--- Direction ---
Count the lines below that contain the word "Vehículos" and give only that number.

(Recorded data)

┌──

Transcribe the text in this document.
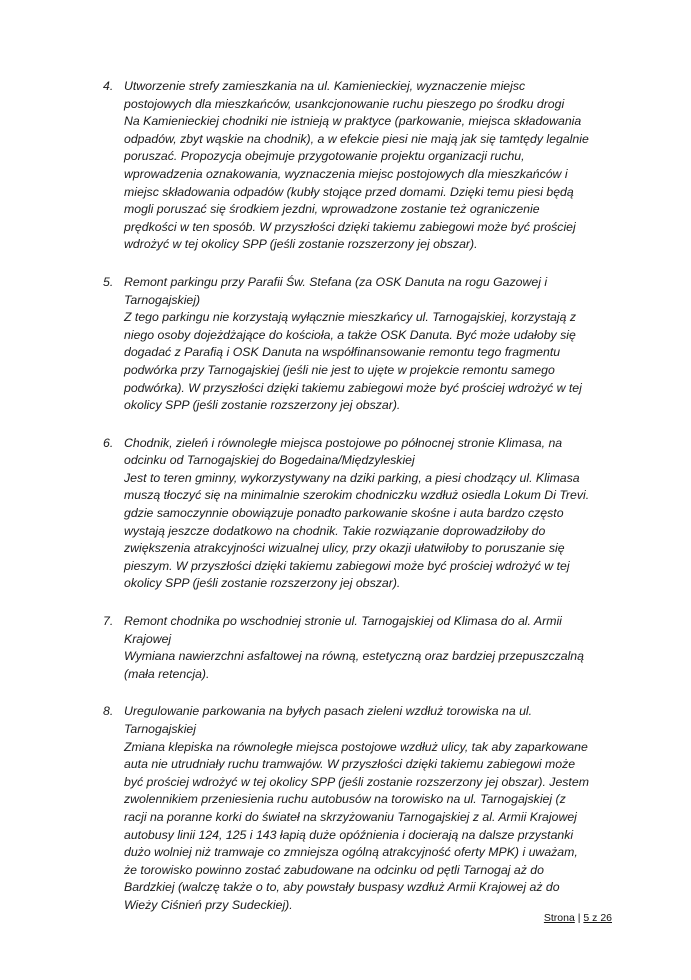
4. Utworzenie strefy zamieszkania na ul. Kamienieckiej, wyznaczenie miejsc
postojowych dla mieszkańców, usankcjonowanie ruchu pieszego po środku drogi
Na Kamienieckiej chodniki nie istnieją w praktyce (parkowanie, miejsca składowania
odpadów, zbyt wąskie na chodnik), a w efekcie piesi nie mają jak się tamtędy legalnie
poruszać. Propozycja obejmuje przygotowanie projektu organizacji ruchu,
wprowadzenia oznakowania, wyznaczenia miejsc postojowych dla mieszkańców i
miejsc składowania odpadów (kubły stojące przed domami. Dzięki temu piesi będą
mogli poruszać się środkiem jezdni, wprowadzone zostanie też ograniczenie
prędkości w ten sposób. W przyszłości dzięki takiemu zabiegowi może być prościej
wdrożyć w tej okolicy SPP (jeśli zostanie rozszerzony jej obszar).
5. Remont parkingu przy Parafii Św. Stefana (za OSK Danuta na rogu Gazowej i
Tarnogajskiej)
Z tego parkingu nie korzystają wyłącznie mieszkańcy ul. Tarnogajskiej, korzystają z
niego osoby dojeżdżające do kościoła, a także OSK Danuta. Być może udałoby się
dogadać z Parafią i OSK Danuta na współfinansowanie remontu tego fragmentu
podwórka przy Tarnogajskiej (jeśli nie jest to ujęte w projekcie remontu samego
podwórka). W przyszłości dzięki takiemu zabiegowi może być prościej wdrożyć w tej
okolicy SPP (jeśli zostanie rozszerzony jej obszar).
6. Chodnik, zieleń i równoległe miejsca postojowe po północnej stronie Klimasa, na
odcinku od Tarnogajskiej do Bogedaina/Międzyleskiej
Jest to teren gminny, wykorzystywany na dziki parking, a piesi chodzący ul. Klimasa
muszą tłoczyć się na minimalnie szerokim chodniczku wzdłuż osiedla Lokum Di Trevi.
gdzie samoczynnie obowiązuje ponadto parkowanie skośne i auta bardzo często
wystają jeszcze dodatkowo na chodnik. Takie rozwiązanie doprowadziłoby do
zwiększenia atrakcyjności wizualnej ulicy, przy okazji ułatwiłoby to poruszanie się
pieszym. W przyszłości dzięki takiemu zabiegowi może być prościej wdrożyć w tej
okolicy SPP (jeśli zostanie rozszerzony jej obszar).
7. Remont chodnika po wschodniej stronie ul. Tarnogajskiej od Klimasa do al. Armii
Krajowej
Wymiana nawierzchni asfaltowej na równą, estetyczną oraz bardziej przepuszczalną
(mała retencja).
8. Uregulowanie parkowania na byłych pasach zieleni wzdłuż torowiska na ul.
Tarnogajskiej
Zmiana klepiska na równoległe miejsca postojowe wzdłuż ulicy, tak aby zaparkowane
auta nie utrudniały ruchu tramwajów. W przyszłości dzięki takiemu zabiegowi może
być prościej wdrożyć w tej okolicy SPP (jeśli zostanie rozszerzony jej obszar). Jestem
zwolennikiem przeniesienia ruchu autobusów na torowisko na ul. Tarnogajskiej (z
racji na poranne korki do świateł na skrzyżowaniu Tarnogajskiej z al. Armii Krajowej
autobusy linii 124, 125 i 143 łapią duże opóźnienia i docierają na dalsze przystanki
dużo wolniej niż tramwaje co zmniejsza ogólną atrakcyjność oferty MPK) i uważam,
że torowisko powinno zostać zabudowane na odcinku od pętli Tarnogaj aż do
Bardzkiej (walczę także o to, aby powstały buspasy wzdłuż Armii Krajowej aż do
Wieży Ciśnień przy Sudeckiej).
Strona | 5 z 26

└──
┌──

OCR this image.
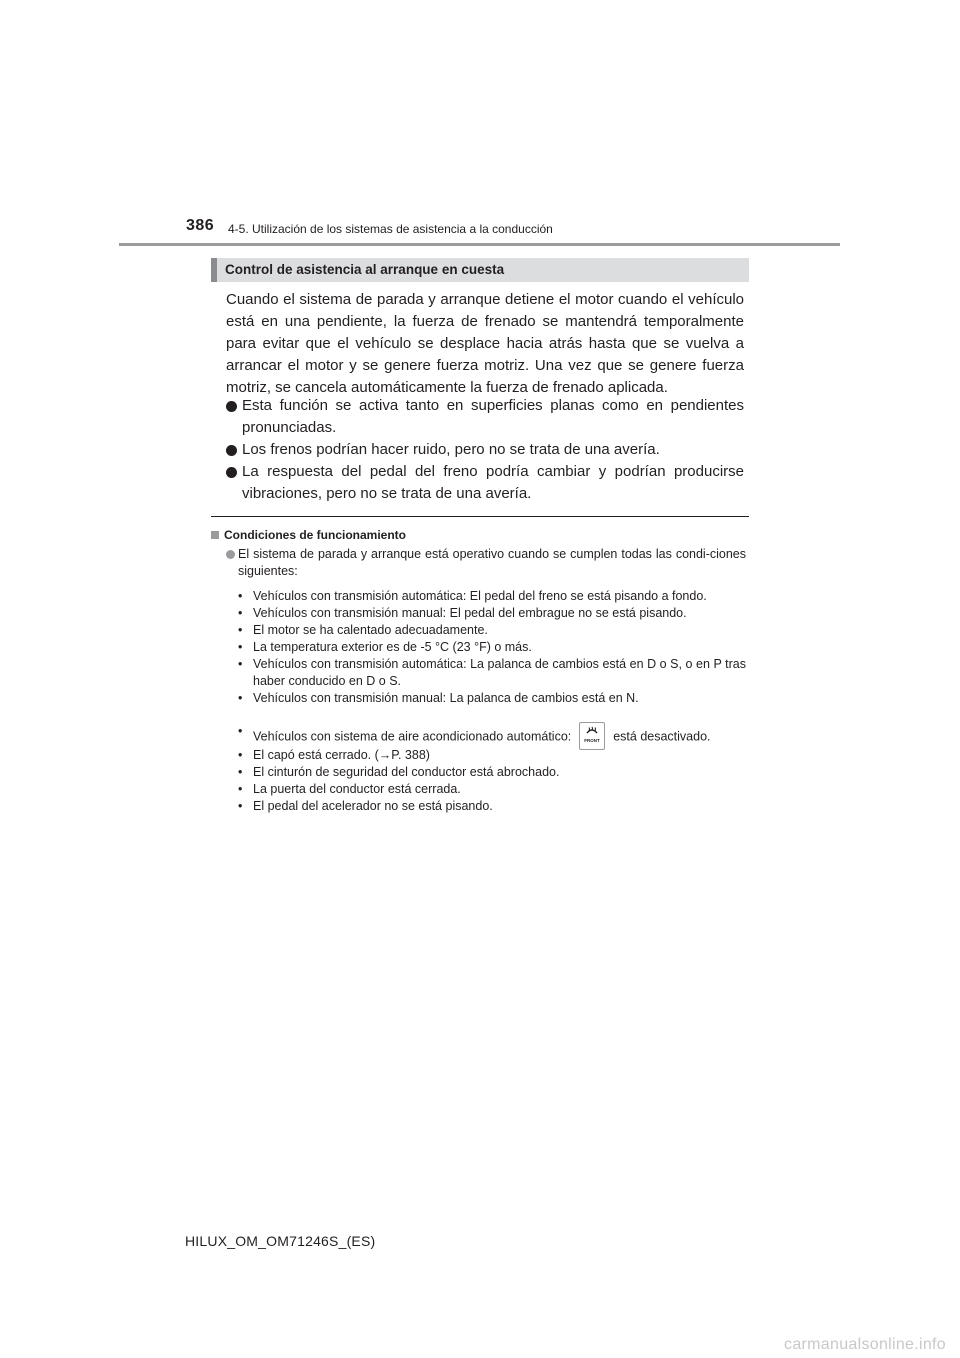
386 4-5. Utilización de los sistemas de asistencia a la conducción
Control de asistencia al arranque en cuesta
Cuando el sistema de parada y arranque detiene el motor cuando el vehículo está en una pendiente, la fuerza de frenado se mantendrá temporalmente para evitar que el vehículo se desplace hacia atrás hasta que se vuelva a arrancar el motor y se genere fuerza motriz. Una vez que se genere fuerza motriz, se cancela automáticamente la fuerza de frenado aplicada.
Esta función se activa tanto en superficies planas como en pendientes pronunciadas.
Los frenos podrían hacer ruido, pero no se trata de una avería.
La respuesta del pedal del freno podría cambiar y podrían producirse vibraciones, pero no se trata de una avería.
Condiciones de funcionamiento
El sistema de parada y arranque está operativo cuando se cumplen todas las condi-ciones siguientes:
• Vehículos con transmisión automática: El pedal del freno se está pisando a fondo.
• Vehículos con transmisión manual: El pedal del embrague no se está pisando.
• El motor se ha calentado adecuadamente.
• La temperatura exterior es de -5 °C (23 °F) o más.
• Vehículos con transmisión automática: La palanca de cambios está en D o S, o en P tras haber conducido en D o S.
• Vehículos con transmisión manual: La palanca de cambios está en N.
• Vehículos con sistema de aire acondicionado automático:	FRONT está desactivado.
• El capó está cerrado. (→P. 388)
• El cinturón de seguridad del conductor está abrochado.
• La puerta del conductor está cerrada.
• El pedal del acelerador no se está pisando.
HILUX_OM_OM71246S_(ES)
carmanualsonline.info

└──

--- Answer to this problem ---
5